> EXERCISE REQUIREMENTS:
Write out the material below again, unchanged.

> SOURCE DATA:
==============================

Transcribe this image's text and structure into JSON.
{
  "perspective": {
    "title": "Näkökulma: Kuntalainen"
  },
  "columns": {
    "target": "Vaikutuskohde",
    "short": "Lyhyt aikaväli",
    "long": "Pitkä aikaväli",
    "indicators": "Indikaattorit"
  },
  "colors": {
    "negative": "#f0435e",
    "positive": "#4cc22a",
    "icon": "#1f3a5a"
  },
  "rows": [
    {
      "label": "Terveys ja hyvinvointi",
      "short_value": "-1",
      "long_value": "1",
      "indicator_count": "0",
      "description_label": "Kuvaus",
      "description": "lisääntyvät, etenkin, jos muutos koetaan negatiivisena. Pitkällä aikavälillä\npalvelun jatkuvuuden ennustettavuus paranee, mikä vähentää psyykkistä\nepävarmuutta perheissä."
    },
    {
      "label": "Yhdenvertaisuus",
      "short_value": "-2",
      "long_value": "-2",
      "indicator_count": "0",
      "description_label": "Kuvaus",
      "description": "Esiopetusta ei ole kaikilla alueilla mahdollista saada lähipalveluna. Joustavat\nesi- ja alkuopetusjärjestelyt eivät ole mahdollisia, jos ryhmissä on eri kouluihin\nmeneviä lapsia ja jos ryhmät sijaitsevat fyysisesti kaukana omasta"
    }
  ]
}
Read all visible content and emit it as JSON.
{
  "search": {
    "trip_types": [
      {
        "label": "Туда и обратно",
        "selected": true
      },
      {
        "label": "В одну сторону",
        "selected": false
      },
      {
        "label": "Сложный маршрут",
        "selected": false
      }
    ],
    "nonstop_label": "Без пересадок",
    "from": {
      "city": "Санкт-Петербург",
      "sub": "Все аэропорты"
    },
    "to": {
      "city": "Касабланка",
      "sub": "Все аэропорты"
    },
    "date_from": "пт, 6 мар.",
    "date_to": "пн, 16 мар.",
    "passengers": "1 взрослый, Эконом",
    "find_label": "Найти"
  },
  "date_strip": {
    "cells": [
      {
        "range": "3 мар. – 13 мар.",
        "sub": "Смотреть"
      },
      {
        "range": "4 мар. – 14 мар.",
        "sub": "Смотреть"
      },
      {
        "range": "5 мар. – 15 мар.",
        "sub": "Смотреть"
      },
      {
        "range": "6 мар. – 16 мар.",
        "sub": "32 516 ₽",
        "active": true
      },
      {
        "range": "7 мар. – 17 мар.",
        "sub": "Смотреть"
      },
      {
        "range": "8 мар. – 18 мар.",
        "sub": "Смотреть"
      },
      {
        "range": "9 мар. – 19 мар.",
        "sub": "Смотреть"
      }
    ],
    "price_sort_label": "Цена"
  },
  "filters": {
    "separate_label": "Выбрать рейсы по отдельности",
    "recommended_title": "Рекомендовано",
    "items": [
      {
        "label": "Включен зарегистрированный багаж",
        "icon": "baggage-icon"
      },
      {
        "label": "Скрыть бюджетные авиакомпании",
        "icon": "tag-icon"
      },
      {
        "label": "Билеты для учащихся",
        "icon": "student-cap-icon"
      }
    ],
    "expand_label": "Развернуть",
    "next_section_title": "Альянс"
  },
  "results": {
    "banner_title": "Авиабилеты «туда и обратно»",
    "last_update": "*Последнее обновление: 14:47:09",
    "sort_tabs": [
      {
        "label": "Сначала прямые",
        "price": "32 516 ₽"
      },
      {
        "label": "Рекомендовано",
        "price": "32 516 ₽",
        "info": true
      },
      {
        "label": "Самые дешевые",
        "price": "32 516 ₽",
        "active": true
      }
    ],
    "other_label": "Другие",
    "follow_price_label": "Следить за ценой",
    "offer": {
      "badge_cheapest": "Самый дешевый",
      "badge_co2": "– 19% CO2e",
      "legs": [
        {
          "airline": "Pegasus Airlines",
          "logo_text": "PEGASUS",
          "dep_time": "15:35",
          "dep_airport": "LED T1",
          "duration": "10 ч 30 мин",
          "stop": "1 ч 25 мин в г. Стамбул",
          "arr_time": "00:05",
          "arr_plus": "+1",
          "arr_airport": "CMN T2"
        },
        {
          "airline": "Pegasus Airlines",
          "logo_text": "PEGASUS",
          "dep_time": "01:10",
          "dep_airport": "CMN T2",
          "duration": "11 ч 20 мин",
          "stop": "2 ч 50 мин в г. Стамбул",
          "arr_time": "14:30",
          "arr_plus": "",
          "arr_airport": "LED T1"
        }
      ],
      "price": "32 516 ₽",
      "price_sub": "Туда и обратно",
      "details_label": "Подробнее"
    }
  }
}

==============================

> RIGHT ANSWER:
Transcribe this image's text and structure into JSON.
{
  "perspective": {
    "title": "Näkökulma: Kuntalainen"
  },
  "columns": {
    "target": "Vaikutuskohde",
    "short": "Lyhyt aikaväli",
    "long": "Pitkä aikaväli",
    "indicators": "Indikaattorit"
  },
  "colors": {
    "negative": "#f0435e",
    "positive": "#4cc22a",
    "icon": "#1f3a5a"
  },
  "rows": [
    {
      "label": "Terveys ja hyvinvointi",
      "short_value": "-1",
      "long_value": "1",
      "indicator_count": "0",
      "description_label": "Kuvaus",
      "description": "lisääntyvät, etenkin, jos muutos koetaan negatiivisena. Pitkällä aikavälillä\npalvelun jatkuvuuden ennustettavuus paranee, mikä vähentää psyykkistä\nepävarmuutta perheissä."
    },
    {
      "label": "Yhdenvertaisuus",
      "short_value": "-2",
      "long_value": "-2",
      "indicator_count": "0",
      "description_label": "Kuvaus",
      "description": "Esiopetusta ei ole kaikilla alueilla mahdollista saada lähipalveluna. Joustavat\nesi- ja alkuopetusjärjestelyt eivät ole mahdollisia, jos ryhmissä on eri kouluihin\nmeneviä lapsia ja jos ryhmät sijaitsevat fyysisesti kaukana omasta"
    }
  ]
}
Read all visible content and emit it as JSON.
{
  "search": {
    "trip_types": [
      {
        "label": "Туда и обратно",
        "selected": true
      },
      {
        "label": "В одну сторону",
        "selected": false
      },
      {
        "label": "Сложный маршрут",
        "selected": false
      }
    ],
    "nonstop_label": "Без пересадок",
    "from": {
      "city": "Санкт-Петербург",
      "sub": "Все аэропорты"
    },
    "to": {
      "city": "Касабланка",
      "sub": "Все аэропорты"
    },
    "date_from": "пт, 6 мар.",
    "date_to": "пн, 16 мар.",
    "passengers": "1 взрослый, Эконом",
    "find_label": "Найти"
  },
  "date_strip": {
    "cells": [
      {
        "range": "3 мар. – 13 мар.",
        "sub": "Смотреть"
      },
      {
        "range": "4 мар. – 14 мар.",
        "sub": "Смотреть"
      },
      {
        "range": "5 мар. – 15 мар.",
        "sub": "Смотреть"
      },
      {
        "range": "6 мар. – 16 мар.",
        "sub": "32 516 ₽",
        "active": true
      },
      {
        "range": "7 мар. – 17 мар.",
        "sub": "Смотреть"
      },
      {
        "range": "8 мар. – 18 мар.",
        "sub": "Смотреть"
      },
      {
        "range": "9 мар. – 19 мар.",
        "sub": "Смотреть"
      }
    ],
    "price_sort_label": "Цена"
  },
  "filters": {
    "separate_label": "Выбрать рейсы по отдельности",
    "recommended_title": "Рекомендовано",
    "items": [
      {
        "label": "Включен зарегистрированный багаж",
        "icon": "baggage-icon"
      },
      {
        "label": "Скрыть бюджетные авиакомпании",
        "icon": "tag-icon"
      },
      {
        "label": "Билеты для учащихся",
        "icon": "student-cap-icon"
      }
    ],
    "expand_label": "Развернуть",
    "next_section_title": "Альянс"
  },
  "results": {
    "banner_title": "Авиабилеты «туда и обратно»",
    "last_update": "*Последнее обновление: 14:47:09",
    "sort_tabs": [
      {
        "label": "Сначала прямые",
        "price": "32 516 ₽"
      },
      {
        "label": "Рекомендовано",
        "price": "32 516 ₽",
        "info": true
      },
      {
        "label": "Самые дешевые",
        "price": "32 516 ₽",
        "active": true
      }
    ],
    "other_label": "Другие",
    "follow_price_label": "Следить за ценой",
    "offer": {
      "badge_cheapest": "Самый дешевый",
      "badge_co2": "– 19% CO2e",
      "legs": [
        {
          "airline": "Pegasus Airlines",
          "logo_text": "PEGASUS",
          "dep_time": "15:35",
          "dep_airport": "LED T1",
          "duration": "10 ч 30 мин",
          "stop": "1 ч 25 мин в г. Стамбул",
          "arr_time": "00:05",
          "arr_plus": "+1",
          "arr_airport": "CMN T2"
        },
        {
          "airline": "Pegasus Airlines",
          "logo_text": "PEGASUS",
          "dep_time": "01:10",
          "dep_airport": "CMN T2",
          "duration": "11 ч 20 мин",
          "stop": "2 ч 50 мин в г. Стамбул",
          "arr_time": "14:30",
          "arr_plus": "",
          "arr_airport": "LED T1"
        }
      ],
      "price": "32 516 ₽",
      "price_sub": "Туда и обратно",
      "details_label": "Подробнее"
    }
  }
}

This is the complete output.